Repeat each line word for word.

====

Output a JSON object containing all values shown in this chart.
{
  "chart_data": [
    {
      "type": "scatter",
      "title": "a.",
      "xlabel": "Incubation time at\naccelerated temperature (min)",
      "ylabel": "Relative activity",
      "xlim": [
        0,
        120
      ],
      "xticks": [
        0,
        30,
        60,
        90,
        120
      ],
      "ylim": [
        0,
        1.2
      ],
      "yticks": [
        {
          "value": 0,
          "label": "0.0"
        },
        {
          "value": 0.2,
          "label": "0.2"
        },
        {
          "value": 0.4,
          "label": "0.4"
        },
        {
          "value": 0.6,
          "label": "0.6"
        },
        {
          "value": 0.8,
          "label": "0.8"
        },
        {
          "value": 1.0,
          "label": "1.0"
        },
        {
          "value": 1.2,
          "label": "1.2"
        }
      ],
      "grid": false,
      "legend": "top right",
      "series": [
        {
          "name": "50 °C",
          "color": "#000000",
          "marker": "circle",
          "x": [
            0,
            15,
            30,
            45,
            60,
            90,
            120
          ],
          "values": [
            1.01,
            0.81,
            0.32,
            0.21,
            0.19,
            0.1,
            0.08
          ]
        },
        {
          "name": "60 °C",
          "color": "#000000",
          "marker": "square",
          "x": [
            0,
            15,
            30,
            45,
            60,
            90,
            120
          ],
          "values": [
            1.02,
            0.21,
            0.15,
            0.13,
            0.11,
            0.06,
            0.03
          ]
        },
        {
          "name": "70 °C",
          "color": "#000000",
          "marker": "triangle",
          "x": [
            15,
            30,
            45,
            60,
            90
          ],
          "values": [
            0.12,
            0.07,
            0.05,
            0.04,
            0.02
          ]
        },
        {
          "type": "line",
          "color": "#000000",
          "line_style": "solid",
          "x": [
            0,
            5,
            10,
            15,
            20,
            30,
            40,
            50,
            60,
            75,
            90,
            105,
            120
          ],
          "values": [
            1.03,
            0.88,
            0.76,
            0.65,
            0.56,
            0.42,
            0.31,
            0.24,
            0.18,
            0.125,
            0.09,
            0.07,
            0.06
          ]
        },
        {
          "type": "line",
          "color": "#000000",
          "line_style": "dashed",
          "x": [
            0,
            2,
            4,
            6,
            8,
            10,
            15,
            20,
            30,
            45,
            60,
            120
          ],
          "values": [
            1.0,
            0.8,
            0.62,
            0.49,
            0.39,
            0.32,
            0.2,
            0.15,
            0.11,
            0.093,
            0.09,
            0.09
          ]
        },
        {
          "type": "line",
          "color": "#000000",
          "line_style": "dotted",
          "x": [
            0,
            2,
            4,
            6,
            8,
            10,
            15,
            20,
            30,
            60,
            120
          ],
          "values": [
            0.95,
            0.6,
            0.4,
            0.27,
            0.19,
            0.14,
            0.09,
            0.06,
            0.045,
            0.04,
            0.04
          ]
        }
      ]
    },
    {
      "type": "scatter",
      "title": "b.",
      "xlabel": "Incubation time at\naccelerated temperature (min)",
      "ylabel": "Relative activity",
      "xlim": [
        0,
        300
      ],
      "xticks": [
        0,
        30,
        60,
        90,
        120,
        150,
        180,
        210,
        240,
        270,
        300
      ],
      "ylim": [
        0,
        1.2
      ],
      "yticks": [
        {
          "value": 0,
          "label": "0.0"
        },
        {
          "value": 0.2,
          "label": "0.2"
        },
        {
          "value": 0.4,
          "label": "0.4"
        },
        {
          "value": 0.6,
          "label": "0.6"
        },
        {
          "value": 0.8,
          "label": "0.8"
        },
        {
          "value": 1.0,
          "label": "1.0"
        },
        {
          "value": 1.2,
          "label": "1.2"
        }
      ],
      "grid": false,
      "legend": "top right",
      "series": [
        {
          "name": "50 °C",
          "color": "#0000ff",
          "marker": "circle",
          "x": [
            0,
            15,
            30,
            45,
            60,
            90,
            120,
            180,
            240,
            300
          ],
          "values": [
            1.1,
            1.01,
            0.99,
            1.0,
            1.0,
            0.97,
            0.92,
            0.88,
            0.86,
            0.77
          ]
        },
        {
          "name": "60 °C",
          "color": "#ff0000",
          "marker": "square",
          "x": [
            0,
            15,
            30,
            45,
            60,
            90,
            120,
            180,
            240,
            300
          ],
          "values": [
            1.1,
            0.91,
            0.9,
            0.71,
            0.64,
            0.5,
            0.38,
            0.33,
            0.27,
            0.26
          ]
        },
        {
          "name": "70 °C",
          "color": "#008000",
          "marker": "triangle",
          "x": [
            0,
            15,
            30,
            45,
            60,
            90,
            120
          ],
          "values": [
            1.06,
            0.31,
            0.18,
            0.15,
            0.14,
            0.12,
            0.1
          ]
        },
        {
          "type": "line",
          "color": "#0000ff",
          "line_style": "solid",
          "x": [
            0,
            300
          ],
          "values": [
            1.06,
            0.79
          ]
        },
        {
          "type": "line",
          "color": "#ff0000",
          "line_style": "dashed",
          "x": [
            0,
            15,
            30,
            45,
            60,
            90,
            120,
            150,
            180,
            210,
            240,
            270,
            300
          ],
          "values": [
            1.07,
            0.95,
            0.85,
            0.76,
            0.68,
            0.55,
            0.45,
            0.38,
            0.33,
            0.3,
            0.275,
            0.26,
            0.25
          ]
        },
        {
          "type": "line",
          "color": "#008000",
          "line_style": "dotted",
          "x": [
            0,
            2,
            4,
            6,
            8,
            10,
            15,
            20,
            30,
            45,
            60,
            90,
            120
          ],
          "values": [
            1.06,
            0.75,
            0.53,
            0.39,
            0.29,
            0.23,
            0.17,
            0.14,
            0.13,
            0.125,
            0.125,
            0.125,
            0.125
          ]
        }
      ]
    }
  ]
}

====

## Problem solution:
Output a JSON object containing all values shown in this chart.
{
  "chart_data": [
    {
      "type": "scatter",
      "title": "a.",
      "xlabel": "Incubation time at\naccelerated temperature (min)",
      "ylabel": "Relative activity",
      "xlim": [
        0,
        120
      ],
      "xticks": [
        0,
        30,
        60,
        90,
        120
      ],
      "ylim": [
        0,
        1.2
      ],
      "yticks": [
        {
          "value": 0,
          "label": "0.0"
        },
        {
          "value": 0.2,
          "label": "0.2"
        },
        {
          "value": 0.4,
          "label": "0.4"
        },
        {
          "value": 0.6,
          "label": "0.6"
        },
        {
          "value": 0.8,
          "label": "0.8"
        },
        {
          "value": 1.0,
          "label": "1.0"
        },
        {
          "value": 1.2,
          "label": "1.2"
        }
      ],
      "grid": false,
      "legend": "top right",
      "series": [
        {
          "name": "50 °C",
          "color": "#000000",
          "marker": "circle",
          "x": [
            0,
            15,
            30,
            45,
            60,
            90,
            120
          ],
          "values": [
            1.01,
            0.81,
            0.32,
            0.21,
            0.19,
            0.1,
            0.08
          ]
        },
        {
          "name": "60 °C",
          "color": "#000000",
          "marker": "square",
          "x": [
            0,
            15,
            30,
            45,
            60,
            90,
            120
          ],
          "values": [
            1.02,
            0.21,
            0.15,
            0.13,
            0.11,
            0.06,
            0.03
          ]
        },
        {
          "name": "70 °C",
          "color": "#000000",
          "marker": "triangle",
          "x": [
            15,
            30,
            45,
            60,
            90
          ],
          "values": [
            0.12,
            0.07,
            0.05,
            0.04,
            0.02
          ]
        },
        {
          "type": "line",
          "color": "#000000",
          "line_style": "solid",
          "x": [
            0,
            5,
            10,
            15,
            20,
            30,
            40,
            50,
            60,
            75,
            90,
            105,
            120
          ],
          "values": [
            1.03,
            0.88,
            0.76,
            0.65,
            0.56,
            0.42,
            0.31,
            0.24,
            0.18,
            0.125,
            0.09,
            0.07,
            0.06
          ]
        },
        {
          "type": "line",
          "color": "#000000",
          "line_style": "dashed",
          "x": [
            0,
            2,
            4,
            6,
            8,
            10,
            15,
            20,
            30,
            45,
            60,
            120
          ],
          "values": [
            1.0,
            0.8,
            0.62,
            0.49,
            0.39,
            0.32,
            0.2,
            0.15,
            0.11,
            0.093,
            0.09,
            0.09
          ]
        },
        {
          "type": "line",
          "color": "#000000",
          "line_style": "dotted",
          "x": [
            0,
            2,
            4,
            6,
            8,
            10,
            15,
            20,
            30,
            60,
            120
          ],
          "values": [
            0.95,
            0.6,
            0.4,
            0.27,
            0.19,
            0.14,
            0.09,
            0.06,
            0.045,
            0.04,
            0.04
          ]
        }
      ]
    },
    {
      "type": "scatter",
      "title": "b.",
      "xlabel": "Incubation time at\naccelerated temperature (min)",
      "ylabel": "Relative activity",
      "xlim": [
        0,
        300
      ],
      "xticks": [
        0,
        30,
        60,
        90,
        120,
        150,
        180,
        210,
        240,
        270,
        300
      ],
      "ylim": [
        0,
        1.2
      ],
      "yticks": [
        {
          "value": 0,
          "label": "0.0"
        },
        {
          "value": 0.2,
          "label": "0.2"
        },
        {
          "value": 0.4,
          "label": "0.4"
        },
        {
          "value": 0.6,
          "label": "0.6"
        },
        {
          "value": 0.8,
          "label": "0.8"
        },
        {
          "value": 1.0,
          "label": "1.0"
        },
        {
          "value": 1.2,
          "label": "1.2"
        }
      ],
      "grid": false,
      "legend": "top right",
      "series": [
        {
          "name": "50 °C",
          "color": "#0000ff",
          "marker": "circle",
          "x": [
            0,
            15,
            30,
            45,
            60,
            90,
            120,
            180,
            240,
            300
          ],
          "values": [
            1.1,
            1.01,
            0.99,
            1.0,
            1.0,
            0.97,
            0.92,
            0.88,
            0.86,
            0.77
          ]
        },
        {
          "name": "60 °C",
          "color": "#ff0000",
          "marker": "square",
          "x": [
            0,
            15,
            30,
            45,
            60,
            90,
            120,
            180,
            240,
            300
          ],
          "values": [
            1.1,
            0.91,
            0.9,
            0.71,
            0.64,
            0.5,
            0.38,
            0.33,
            0.27,
            0.26
          ]
        },
        {
          "name": "70 °C",
          "color": "#008000",
          "marker": "triangle",
          "x": [
            0,
            15,
            30,
            45,
            60,
            90,
            120
          ],
          "values": [
            1.06,
            0.31,
            0.18,
            0.15,
            0.14,
            0.12,
            0.1
          ]
        },
        {
          "type": "line",
          "color": "#0000ff",
          "line_style": "solid",
          "x": [
            0,
            300
          ],
          "values": [
            1.06,
            0.79
          ]
        },
        {
          "type": "line",
          "color": "#ff0000",
          "line_style": "dashed",
          "x": [
            0,
            15,
            30,
            45,
            60,
            90,
            120,
            150,
            180,
            210,
            240,
            270,
            300
          ],
          "values": [
            1.07,
            0.95,
            0.85,
            0.76,
            0.68,
            0.55,
            0.45,
            0.38,
            0.33,
            0.3,
            0.275,
            0.26,
            0.25
          ]
        },
        {
          "type": "line",
          "color": "#008000",
          "line_style": "dotted",
          "x": [
            0,
            2,
            4,
            6,
            8,
            10,
            15,
            20,
            30,
            45,
            60,
            90,
            120
          ],
          "values": [
            1.06,
            0.75,
            0.53,
            0.39,
            0.29,
            0.23,
            0.17,
            0.14,
            0.13,
            0.125,
            0.125,
            0.125,
            0.125
          ]
        }
      ]
    }
  ]
}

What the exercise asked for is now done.